● **Records for the exercise**:
----

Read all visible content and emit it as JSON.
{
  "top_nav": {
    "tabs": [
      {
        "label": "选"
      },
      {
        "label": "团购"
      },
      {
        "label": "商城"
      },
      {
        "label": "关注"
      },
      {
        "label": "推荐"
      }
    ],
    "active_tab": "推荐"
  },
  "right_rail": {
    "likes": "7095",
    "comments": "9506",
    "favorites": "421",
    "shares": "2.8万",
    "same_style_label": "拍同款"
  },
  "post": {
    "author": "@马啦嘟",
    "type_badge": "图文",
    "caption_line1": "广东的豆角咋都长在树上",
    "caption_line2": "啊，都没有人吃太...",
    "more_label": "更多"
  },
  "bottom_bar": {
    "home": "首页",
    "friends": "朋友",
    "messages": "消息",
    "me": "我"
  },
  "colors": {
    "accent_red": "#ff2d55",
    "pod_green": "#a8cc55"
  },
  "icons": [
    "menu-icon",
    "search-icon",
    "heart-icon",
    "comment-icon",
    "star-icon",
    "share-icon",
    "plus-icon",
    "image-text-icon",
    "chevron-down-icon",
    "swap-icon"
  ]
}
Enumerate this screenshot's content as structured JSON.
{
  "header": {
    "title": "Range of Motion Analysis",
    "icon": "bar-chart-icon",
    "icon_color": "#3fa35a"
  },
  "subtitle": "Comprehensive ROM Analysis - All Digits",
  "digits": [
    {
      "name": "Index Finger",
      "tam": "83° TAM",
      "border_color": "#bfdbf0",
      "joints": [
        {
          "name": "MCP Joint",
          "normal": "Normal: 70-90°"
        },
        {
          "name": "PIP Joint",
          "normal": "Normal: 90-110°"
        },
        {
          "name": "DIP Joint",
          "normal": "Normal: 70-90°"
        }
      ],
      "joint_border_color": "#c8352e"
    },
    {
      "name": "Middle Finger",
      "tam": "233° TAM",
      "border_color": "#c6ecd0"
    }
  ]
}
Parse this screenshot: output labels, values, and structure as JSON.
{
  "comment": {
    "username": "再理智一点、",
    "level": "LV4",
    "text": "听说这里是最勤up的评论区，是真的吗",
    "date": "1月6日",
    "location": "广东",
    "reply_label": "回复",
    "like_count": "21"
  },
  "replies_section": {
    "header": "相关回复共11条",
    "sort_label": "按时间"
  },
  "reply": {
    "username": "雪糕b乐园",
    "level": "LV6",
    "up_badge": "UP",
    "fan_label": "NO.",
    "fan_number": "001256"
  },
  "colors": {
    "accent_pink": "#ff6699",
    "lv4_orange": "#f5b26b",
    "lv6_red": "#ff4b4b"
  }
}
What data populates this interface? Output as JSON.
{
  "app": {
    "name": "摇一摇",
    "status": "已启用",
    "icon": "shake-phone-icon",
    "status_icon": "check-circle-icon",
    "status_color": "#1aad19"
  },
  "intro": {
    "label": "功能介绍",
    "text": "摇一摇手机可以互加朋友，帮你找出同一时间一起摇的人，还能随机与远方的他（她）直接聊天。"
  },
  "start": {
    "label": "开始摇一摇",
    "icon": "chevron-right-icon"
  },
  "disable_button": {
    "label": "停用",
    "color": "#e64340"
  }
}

----

● **Written exercise**:
Each line above must be reproduced exactly as it stands.

● **Response to this exercise**:
Read all visible content and emit it as JSON.
{
  "top_nav": {
    "tabs": [
      {
        "label": "选"
      },
      {
        "label": "团购"
      },
      {
        "label": "商城"
      },
      {
        "label": "关注"
      },
      {
        "label": "推荐"
      }
    ],
    "active_tab": "推荐"
  },
  "right_rail": {
    "likes": "7095",
    "comments": "9506",
    "favorites": "421",
    "shares": "2.8万",
    "same_style_label": "拍同款"
  },
  "post": {
    "author": "@马啦嘟",
    "type_badge": "图文",
    "caption_line1": "广东的豆角咋都长在树上",
    "caption_line2": "啊，都没有人吃太...",
    "more_label": "更多"
  },
  "bottom_bar": {
    "home": "首页",
    "friends": "朋友",
    "messages": "消息",
    "me": "我"
  },
  "colors": {
    "accent_red": "#ff2d55",
    "pod_green": "#a8cc55"
  },
  "icons": [
    "menu-icon",
    "search-icon",
    "heart-icon",
    "comment-icon",
    "star-icon",
    "share-icon",
    "plus-icon",
    "image-text-icon",
    "chevron-down-icon",
    "swap-icon"
  ]
}
Enumerate this screenshot's content as structured JSON.
{
  "header": {
    "title": "Range of Motion Analysis",
    "icon": "bar-chart-icon",
    "icon_color": "#3fa35a"
  },
  "subtitle": "Comprehensive ROM Analysis - All Digits",
  "digits": [
    {
      "name": "Index Finger",
      "tam": "83° TAM",
      "border_color": "#bfdbf0",
      "joints": [
        {
          "name": "MCP Joint",
          "normal": "Normal: 70-90°"
        },
        {
          "name": "PIP Joint",
          "normal": "Normal: 90-110°"
        },
        {
          "name": "DIP Joint",
          "normal": "Normal: 70-90°"
        }
      ],
      "joint_border_color": "#c8352e"
    },
    {
      "name": "Middle Finger",
      "tam": "233° TAM",
      "border_color": "#c6ecd0"
    }
  ]
}
Parse this screenshot: output labels, values, and structure as JSON.
{
  "comment": {
    "username": "再理智一点、",
    "level": "LV4",
    "text": "听说这里是最勤up的评论区，是真的吗",
    "date": "1月6日",
    "location": "广东",
    "reply_label": "回复",
    "like_count": "21"
  },
  "replies_section": {
    "header": "相关回复共11条",
    "sort_label": "按时间"
  },
  "reply": {
    "username": "雪糕b乐园",
    "level": "LV6",
    "up_badge": "UP",
    "fan_label": "NO.",
    "fan_number": "001256"
  },
  "colors": {
    "accent_pink": "#ff6699",
    "lv4_orange": "#f5b26b",
    "lv6_red": "#ff4b4b"
  }
}
What data populates this interface? Output as JSON.
{
  "app": {
    "name": "摇一摇",
    "status": "已启用",
    "icon": "shake-phone-icon",
    "status_icon": "check-circle-icon",
    "status_color": "#1aad19"
  },
  "intro": {
    "label": "功能介绍",
    "text": "摇一摇手机可以互加朋友，帮你找出同一时间一起摇的人，还能随机与远方的他（她）直接聊天。"
  },
  "start": {
    "label": "开始摇一摇",
    "icon": "chevron-right-icon"
  },
  "disable_button": {
    "label": "停用",
    "color": "#e64340"
  }
}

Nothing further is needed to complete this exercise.